-- Task statement --
It is required that all of the data be written out exactly.
----- Materials provided -----
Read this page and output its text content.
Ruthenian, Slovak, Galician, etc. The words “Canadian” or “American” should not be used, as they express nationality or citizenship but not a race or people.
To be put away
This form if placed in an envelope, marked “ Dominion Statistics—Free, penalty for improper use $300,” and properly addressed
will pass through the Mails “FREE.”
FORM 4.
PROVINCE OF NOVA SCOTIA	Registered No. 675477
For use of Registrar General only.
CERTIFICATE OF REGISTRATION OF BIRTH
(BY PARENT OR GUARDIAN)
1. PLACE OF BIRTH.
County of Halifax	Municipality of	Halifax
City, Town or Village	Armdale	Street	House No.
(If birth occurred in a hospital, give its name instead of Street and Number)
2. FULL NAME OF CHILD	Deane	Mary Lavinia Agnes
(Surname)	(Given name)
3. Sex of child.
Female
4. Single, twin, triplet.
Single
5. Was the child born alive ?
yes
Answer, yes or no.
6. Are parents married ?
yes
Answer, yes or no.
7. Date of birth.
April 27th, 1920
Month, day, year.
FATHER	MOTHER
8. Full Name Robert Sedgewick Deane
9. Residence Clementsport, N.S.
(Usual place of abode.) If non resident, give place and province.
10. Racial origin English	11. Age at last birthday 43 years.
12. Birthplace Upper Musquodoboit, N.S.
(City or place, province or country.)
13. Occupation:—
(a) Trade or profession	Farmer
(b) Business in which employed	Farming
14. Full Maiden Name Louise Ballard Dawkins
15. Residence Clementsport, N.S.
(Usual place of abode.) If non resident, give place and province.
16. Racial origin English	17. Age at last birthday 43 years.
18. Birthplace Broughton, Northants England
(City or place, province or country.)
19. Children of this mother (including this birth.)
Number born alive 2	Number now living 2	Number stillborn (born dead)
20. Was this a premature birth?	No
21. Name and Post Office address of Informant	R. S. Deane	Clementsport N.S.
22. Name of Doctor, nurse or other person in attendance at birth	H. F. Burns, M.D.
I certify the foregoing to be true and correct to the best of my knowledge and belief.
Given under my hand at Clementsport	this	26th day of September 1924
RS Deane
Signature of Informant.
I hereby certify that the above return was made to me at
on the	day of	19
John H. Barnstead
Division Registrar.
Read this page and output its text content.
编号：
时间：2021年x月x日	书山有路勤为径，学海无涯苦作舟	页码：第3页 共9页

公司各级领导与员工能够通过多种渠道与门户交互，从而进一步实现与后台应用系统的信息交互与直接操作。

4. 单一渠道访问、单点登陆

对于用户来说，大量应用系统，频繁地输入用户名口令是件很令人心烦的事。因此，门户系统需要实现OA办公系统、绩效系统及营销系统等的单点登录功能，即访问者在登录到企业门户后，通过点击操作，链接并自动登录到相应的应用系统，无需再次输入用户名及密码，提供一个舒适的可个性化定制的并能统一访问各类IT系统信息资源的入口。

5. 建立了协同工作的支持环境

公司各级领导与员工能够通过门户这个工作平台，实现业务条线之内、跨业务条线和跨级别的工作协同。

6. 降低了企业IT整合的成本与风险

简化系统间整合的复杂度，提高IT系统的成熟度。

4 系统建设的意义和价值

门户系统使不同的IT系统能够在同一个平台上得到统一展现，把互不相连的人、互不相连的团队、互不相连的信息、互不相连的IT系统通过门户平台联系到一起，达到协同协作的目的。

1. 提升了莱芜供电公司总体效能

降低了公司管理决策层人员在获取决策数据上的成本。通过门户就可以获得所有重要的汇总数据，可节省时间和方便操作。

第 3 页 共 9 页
-----
-- Correct response --
Read this page and output its text content.
Ruthenian, Slovak, Galician, etc. The words “Canadian” or “American” should not be used, as they express nationality or citizenship but not a race or people.
To be put away
This form if placed in an envelope, marked “ Dominion Statistics—Free, penalty for improper use $300,” and properly addressed
will pass through the Mails “FREE.”
FORM 4.
PROVINCE OF NOVA SCOTIA	Registered No. 675477
For use of Registrar General only.
CERTIFICATE OF REGISTRATION OF BIRTH
(BY PARENT OR GUARDIAN)
1. PLACE OF BIRTH.
County of Halifax	Municipality of	Halifax
City, Town or Village	Armdale	Street	House No.
(If birth occurred in a hospital, give its name instead of Street and Number)
2. FULL NAME OF CHILD	Deane	Mary Lavinia Agnes
(Surname)	(Given name)
3. Sex of child.
Female
4. Single, twin, triplet.
Single
5. Was the child born alive ?
yes
Answer, yes or no.
6. Are parents married ?
yes
Answer, yes or no.
7. Date of birth.
April 27th, 1920
Month, day, year.
FATHER	MOTHER
8. Full Name Robert Sedgewick Deane
9. Residence Clementsport, N.S.
(Usual place of abode.) If non resident, give place and province.
10. Racial origin English	11. Age at last birthday 43 years.
12. Birthplace Upper Musquodoboit, N.S.
(City or place, province or country.)
13. Occupation:—
(a) Trade or profession	Farmer
(b) Business in which employed	Farming
14. Full Maiden Name Louise Ballard Dawkins
15. Residence Clementsport, N.S.
(Usual place of abode.) If non resident, give place and province.
16. Racial origin English	17. Age at last birthday 43 years.
18. Birthplace Broughton, Northants England
(City or place, province or country.)
19. Children of this mother (including this birth.)
Number born alive 2	Number now living 2	Number stillborn (born dead)
20. Was this a premature birth?	No
21. Name and Post Office address of Informant	R. S. Deane	Clementsport N.S.
22. Name of Doctor, nurse or other person in attendance at birth	H. F. Burns, M.D.
I certify the foregoing to be true and correct to the best of my knowledge and belief.
Given under my hand at Clementsport	this	26th day of September 1924
RS Deane
Signature of Informant.
I hereby certify that the above return was made to me at
on the	day of	19
John H. Barnstead
Division Registrar.
Read this page and output its text content.
编号：
时间：2021年x月x日	书山有路勤为径，学海无涯苦作舟	页码：第3页 共9页

公司各级领导与员工能够通过多种渠道与门户交互，从而进一步实现与后台应用系统的信息交互与直接操作。

4. 单一渠道访问、单点登陆

对于用户来说，大量应用系统，频繁地输入用户名口令是件很令人心烦的事。因此，门户系统需要实现OA办公系统、绩效系统及营销系统等的单点登录功能，即访问者在登录到企业门户后，通过点击操作，链接并自动登录到相应的应用系统，无需再次输入用户名及密码，提供一个舒适的可个性化定制的并能统一访问各类IT系统信息资源的入口。

5. 建立了协同工作的支持环境

公司各级领导与员工能够通过门户这个工作平台，实现业务条线之内、跨业务条线和跨级别的工作协同。

6. 降低了企业IT整合的成本与风险

简化系统间整合的复杂度，提高IT系统的成熟度。

4 系统建设的意义和价值

门户系统使不同的IT系统能够在同一个平台上得到统一展现，把互不相连的人、互不相连的团队、互不相连的信息、互不相连的IT系统通过门户平台联系到一起，达到协同协作的目的。

1. 提升了莱芜供电公司总体效能

降低了公司管理决策层人员在获取决策数据上的成本。通过门户就可以获得所有重要的汇总数据，可节省时间和方便操作。

第 3 页 共 9 页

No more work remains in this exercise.